--- START Entries ---
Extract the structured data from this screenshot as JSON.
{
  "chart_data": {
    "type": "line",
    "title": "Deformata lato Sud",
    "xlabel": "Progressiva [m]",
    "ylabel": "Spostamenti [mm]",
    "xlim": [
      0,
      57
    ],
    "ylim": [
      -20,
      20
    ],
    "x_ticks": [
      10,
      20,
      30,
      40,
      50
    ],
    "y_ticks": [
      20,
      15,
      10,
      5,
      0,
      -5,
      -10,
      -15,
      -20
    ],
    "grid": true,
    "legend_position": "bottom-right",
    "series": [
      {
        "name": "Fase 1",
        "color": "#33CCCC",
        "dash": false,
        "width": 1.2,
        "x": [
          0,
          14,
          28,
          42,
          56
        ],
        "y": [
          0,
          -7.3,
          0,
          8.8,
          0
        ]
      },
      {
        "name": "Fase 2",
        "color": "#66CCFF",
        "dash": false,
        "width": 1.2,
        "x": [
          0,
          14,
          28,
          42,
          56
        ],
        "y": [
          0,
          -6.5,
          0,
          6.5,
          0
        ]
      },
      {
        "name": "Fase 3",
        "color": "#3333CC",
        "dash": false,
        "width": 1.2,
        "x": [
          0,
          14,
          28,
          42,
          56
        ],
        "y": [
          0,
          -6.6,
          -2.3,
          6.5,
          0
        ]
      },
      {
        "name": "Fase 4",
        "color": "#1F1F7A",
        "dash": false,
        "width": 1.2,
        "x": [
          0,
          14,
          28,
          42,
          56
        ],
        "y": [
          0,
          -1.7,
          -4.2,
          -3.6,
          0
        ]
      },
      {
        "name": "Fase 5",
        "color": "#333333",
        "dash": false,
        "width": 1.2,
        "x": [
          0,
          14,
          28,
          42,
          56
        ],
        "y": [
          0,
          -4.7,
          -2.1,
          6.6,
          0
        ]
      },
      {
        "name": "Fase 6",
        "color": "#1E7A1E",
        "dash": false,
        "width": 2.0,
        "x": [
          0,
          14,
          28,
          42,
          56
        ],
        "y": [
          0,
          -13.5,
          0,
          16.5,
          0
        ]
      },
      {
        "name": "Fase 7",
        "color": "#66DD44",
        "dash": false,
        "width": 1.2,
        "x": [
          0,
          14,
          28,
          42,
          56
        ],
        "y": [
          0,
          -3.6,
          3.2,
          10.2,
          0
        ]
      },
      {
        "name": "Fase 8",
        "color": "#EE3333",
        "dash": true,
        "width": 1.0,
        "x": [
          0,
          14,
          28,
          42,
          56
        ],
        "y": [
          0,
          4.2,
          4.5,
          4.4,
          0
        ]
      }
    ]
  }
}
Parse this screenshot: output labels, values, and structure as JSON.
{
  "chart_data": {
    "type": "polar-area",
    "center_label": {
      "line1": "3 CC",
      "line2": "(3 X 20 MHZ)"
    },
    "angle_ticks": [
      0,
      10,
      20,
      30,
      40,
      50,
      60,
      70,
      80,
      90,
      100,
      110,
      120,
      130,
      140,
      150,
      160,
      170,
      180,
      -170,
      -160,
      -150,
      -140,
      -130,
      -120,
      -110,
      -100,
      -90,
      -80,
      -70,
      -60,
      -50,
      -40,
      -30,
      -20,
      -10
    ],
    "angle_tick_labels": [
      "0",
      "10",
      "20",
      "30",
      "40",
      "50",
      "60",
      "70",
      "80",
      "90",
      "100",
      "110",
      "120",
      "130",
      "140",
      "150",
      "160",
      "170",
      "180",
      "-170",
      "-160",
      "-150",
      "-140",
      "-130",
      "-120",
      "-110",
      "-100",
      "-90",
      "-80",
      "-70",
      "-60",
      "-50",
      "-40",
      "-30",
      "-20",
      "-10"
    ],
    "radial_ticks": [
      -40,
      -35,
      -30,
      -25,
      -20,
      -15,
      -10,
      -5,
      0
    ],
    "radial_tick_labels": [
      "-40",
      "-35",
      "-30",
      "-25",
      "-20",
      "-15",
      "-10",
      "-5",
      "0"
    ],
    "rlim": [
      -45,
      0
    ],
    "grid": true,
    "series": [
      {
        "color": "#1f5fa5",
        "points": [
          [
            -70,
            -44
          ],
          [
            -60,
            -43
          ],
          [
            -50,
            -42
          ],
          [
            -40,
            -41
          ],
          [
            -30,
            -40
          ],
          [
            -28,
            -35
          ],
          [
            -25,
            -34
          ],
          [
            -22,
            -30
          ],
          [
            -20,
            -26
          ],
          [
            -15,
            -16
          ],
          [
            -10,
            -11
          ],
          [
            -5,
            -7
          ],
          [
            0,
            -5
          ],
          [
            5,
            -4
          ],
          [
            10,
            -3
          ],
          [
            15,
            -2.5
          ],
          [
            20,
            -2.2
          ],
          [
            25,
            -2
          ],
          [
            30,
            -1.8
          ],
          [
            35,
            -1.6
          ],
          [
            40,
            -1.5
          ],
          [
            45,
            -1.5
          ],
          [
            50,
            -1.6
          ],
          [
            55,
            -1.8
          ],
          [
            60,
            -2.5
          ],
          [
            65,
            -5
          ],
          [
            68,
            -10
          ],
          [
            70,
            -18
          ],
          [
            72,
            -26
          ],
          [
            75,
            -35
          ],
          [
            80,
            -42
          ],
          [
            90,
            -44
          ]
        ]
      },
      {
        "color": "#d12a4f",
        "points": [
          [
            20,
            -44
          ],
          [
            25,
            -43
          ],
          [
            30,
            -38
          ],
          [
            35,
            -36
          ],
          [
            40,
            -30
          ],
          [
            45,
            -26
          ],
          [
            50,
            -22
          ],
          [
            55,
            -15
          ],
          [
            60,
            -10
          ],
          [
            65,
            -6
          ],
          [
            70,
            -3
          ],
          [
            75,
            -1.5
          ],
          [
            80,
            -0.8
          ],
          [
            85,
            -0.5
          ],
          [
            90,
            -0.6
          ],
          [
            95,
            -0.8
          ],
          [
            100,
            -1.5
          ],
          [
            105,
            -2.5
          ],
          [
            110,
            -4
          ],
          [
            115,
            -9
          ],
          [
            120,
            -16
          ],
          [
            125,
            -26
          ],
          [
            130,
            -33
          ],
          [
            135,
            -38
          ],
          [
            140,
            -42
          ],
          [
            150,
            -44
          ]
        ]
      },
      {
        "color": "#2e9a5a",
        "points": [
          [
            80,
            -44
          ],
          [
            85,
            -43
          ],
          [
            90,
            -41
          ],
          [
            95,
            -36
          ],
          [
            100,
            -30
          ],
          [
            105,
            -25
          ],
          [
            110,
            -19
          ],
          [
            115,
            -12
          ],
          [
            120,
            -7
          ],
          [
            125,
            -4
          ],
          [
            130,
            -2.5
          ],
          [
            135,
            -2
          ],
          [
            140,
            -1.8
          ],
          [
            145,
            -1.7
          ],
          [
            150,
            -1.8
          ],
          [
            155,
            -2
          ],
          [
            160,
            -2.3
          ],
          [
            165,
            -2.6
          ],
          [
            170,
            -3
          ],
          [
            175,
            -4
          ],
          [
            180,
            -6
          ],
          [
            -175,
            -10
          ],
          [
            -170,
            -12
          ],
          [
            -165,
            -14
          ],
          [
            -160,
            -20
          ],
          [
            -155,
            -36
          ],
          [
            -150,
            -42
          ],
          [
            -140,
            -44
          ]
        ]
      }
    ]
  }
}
--- END Entries ---
__Required task__
Output every line above without altering anything.

__Full response__
Extract the structured data from this screenshot as JSON.
{
  "chart_data": {
    "type": "line",
    "title": "Deformata lato Sud",
    "xlabel": "Progressiva [m]",
    "ylabel": "Spostamenti [mm]",
    "xlim": [
      0,
      57
    ],
    "ylim": [
      -20,
      20
    ],
    "x_ticks": [
      10,
      20,
      30,
      40,
      50
    ],
    "y_ticks": [
      20,
      15,
      10,
      5,
      0,
      -5,
      -10,
      -15,
      -20
    ],
    "grid": true,
    "legend_position": "bottom-right",
    "series": [
      {
        "name": "Fase 1",
        "color": "#33CCCC",
        "dash": false,
        "width": 1.2,
        "x": [
          0,
          14,
          28,
          42,
          56
        ],
        "y": [
          0,
          -7.3,
          0,
          8.8,
          0
        ]
      },
      {
        "name": "Fase 2",
        "color": "#66CCFF",
        "dash": false,
        "width": 1.2,
        "x": [
          0,
          14,
          28,
          42,
          56
        ],
        "y": [
          0,
          -6.5,
          0,
          6.5,
          0
        ]
      },
      {
        "name": "Fase 3",
        "color": "#3333CC",
        "dash": false,
        "width": 1.2,
        "x": [
          0,
          14,
          28,
          42,
          56
        ],
        "y": [
          0,
          -6.6,
          -2.3,
          6.5,
          0
        ]
      },
      {
        "name": "Fase 4",
        "color": "#1F1F7A",
        "dash": false,
        "width": 1.2,
        "x": [
          0,
          14,
          28,
          42,
          56
        ],
        "y": [
          0,
          -1.7,
          -4.2,
          -3.6,
          0
        ]
      },
      {
        "name": "Fase 5",
        "color": "#333333",
        "dash": false,
        "width": 1.2,
        "x": [
          0,
          14,
          28,
          42,
          56
        ],
        "y": [
          0,
          -4.7,
          -2.1,
          6.6,
          0
        ]
      },
      {
        "name": "Fase 6",
        "color": "#1E7A1E",
        "dash": false,
        "width": 2.0,
        "x": [
          0,
          14,
          28,
          42,
          56
        ],
        "y": [
          0,
          -13.5,
          0,
          16.5,
          0
        ]
      },
      {
        "name": "Fase 7",
        "color": "#66DD44",
        "dash": false,
        "width": 1.2,
        "x": [
          0,
          14,
          28,
          42,
          56
        ],
        "y": [
          0,
          -3.6,
          3.2,
          10.2,
          0
        ]
      },
      {
        "name": "Fase 8",
        "color": "#EE3333",
        "dash": true,
        "width": 1.0,
        "x": [
          0,
          14,
          28,
          42,
          56
        ],
        "y": [
          0,
          4.2,
          4.5,
          4.4,
          0
        ]
      }
    ]
  }
}
Parse this screenshot: output labels, values, and structure as JSON.
{
  "chart_data": {
    "type": "polar-area",
    "center_label": {
      "line1": "3 CC",
      "line2": "(3 X 20 MHZ)"
    },
    "angle_ticks": [
      0,
      10,
      20,
      30,
      40,
      50,
      60,
      70,
      80,
      90,
      100,
      110,
      120,
      130,
      140,
      150,
      160,
      170,
      180,
      -170,
      -160,
      -150,
      -140,
      -130,
      -120,
      -110,
      -100,
      -90,
      -80,
      -70,
      -60,
      -50,
      -40,
      -30,
      -20,
      -10
    ],
    "angle_tick_labels": [
      "0",
      "10",
      "20",
      "30",
      "40",
      "50",
      "60",
      "70",
      "80",
      "90",
      "100",
      "110",
      "120",
      "130",
      "140",
      "150",
      "160",
      "170",
      "180",
      "-170",
      "-160",
      "-150",
      "-140",
      "-130",
      "-120",
      "-110",
      "-100",
      "-90",
      "-80",
      "-70",
      "-60",
      "-50",
      "-40",
      "-30",
      "-20",
      "-10"
    ],
    "radial_ticks": [
      -40,
      -35,
      -30,
      -25,
      -20,
      -15,
      -10,
      -5,
      0
    ],
    "radial_tick_labels": [
      "-40",
      "-35",
      "-30",
      "-25",
      "-20",
      "-15",
      "-10",
      "-5",
      "0"
    ],
    "rlim": [
      -45,
      0
    ],
    "grid": true,
    "series": [
      {
        "color": "#1f5fa5",
        "points": [
          [
            -70,
            -44
          ],
          [
            -60,
            -43
          ],
          [
            -50,
            -42
          ],
          [
            -40,
            -41
          ],
          [
            -30,
            -40
          ],
          [
            -28,
            -35
          ],
          [
            -25,
            -34
          ],
          [
            -22,
            -30
          ],
          [
            -20,
            -26
          ],
          [
            -15,
            -16
          ],
          [
            -10,
            -11
          ],
          [
            -5,
            -7
          ],
          [
            0,
            -5
          ],
          [
            5,
            -4
          ],
          [
            10,
            -3
          ],
          [
            15,
            -2.5
          ],
          [
            20,
            -2.2
          ],
          [
            25,
            -2
          ],
          [
            30,
            -1.8
          ],
          [
            35,
            -1.6
          ],
          [
            40,
            -1.5
          ],
          [
            45,
            -1.5
          ],
          [
            50,
            -1.6
          ],
          [
            55,
            -1.8
          ],
          [
            60,
            -2.5
          ],
          [
            65,
            -5
          ],
          [
            68,
            -10
          ],
          [
            70,
            -18
          ],
          [
            72,
            -26
          ],
          [
            75,
            -35
          ],
          [
            80,
            -42
          ],
          [
            90,
            -44
          ]
        ]
      },
      {
        "color": "#d12a4f",
        "points": [
          [
            20,
            -44
          ],
          [
            25,
            -43
          ],
          [
            30,
            -38
          ],
          [
            35,
            -36
          ],
          [
            40,
            -30
          ],
          [
            45,
            -26
          ],
          [
            50,
            -22
          ],
          [
            55,
            -15
          ],
          [
            60,
            -10
          ],
          [
            65,
            -6
          ],
          [
            70,
            -3
          ],
          [
            75,
            -1.5
          ],
          [
            80,
            -0.8
          ],
          [
            85,
            -0.5
          ],
          [
            90,
            -0.6
          ],
          [
            95,
            -0.8
          ],
          [
            100,
            -1.5
          ],
          [
            105,
            -2.5
          ],
          [
            110,
            -4
          ],
          [
            115,
            -9
          ],
          [
            120,
            -16
          ],
          [
            125,
            -26
          ],
          [
            130,
            -33
          ],
          [
            135,
            -38
          ],
          [
            140,
            -42
          ],
          [
            150,
            -44
          ]
        ]
      },
      {
        "color": "#2e9a5a",
        "points": [
          [
            80,
            -44
          ],
          [
            85,
            -43
          ],
          [
            90,
            -41
          ],
          [
            95,
            -36
          ],
          [
            100,
            -30
          ],
          [
            105,
            -25
          ],
          [
            110,
            -19
          ],
          [
            115,
            -12
          ],
          [
            120,
            -7
          ],
          [
            125,
            -4
          ],
          [
            130,
            -2.5
          ],
          [
            135,
            -2
          ],
          [
            140,
            -1.8
          ],
          [
            145,
            -1.7
          ],
          [
            150,
            -1.8
          ],
          [
            155,
            -2
          ],
          [
            160,
            -2.3
          ],
          [
            165,
            -2.6
          ],
          [
            170,
            -3
          ],
          [
            175,
            -4
          ],
          [
            180,
            -6
          ],
          [
            -175,
            -10
          ],
          [
            -170,
            -12
          ],
          [
            -165,
            -14
          ],
          [
            -160,
            -20
          ],
          [
            -155,
            -36
          ],
          [
            -150,
            -42
          ],
          [
            -140,
            -44
          ]
        ]
      }
    ]
  }
}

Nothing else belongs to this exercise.